# start of Dataset entries

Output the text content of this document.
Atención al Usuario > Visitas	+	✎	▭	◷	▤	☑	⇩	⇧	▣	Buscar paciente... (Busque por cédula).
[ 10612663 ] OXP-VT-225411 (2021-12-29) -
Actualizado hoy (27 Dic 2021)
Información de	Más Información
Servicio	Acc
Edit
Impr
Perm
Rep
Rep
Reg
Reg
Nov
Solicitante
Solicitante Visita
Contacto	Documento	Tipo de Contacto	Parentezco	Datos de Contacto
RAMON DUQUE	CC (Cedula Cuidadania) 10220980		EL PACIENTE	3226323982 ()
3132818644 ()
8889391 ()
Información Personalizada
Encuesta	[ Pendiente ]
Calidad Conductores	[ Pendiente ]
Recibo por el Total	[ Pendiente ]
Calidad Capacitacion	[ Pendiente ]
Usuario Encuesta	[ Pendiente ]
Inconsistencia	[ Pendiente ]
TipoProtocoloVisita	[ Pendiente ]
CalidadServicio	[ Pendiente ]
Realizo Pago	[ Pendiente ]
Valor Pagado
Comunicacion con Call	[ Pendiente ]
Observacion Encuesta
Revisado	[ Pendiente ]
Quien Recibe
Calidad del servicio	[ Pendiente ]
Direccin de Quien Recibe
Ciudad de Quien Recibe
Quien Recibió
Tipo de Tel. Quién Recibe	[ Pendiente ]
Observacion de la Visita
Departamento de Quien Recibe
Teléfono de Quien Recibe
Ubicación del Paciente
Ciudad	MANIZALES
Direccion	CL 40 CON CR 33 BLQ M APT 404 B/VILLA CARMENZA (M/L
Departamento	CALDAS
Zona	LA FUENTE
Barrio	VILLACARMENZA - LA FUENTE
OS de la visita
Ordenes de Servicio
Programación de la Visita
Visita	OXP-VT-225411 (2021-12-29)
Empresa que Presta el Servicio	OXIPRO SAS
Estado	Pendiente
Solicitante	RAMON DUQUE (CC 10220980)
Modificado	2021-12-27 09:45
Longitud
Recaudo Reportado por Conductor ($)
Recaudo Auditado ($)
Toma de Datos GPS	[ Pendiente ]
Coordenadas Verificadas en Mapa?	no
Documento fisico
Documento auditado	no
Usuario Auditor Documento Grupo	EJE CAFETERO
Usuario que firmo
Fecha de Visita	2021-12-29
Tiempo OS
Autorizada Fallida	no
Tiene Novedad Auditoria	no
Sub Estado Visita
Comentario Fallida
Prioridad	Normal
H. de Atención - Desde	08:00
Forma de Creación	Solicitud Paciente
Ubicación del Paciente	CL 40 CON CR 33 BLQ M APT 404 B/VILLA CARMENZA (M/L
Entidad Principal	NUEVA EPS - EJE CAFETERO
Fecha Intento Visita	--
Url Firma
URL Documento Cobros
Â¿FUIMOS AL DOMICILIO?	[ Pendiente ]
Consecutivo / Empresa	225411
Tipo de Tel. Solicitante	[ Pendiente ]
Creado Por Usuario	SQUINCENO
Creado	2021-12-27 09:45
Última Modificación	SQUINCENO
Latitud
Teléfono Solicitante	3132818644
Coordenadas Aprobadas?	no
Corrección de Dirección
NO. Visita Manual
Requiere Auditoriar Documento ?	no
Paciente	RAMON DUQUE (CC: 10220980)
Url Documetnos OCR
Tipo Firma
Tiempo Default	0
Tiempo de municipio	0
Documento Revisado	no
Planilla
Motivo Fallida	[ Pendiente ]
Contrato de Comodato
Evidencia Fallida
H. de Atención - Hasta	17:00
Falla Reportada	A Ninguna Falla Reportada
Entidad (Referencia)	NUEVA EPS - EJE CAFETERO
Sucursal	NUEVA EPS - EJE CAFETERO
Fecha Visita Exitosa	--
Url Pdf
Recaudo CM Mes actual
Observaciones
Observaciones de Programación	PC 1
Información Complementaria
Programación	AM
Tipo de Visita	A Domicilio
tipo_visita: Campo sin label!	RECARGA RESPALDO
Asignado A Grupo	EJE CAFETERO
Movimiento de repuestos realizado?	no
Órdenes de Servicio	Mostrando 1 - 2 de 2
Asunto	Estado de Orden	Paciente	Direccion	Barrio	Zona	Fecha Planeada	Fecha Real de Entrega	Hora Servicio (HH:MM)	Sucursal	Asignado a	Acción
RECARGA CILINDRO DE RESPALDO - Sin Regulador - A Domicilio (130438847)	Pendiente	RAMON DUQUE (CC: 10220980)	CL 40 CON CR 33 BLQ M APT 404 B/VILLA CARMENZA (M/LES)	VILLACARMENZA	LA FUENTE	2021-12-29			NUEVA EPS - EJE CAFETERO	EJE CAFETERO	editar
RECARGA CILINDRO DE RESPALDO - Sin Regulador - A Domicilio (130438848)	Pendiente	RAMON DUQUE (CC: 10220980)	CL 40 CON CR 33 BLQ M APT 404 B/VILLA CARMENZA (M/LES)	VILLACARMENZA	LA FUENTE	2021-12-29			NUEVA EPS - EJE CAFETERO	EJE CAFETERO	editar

# end of Dataset entries

Task requirements: From the listing, tally every line with the word "Zona" in it and give only the tally.

Exercise solution: 2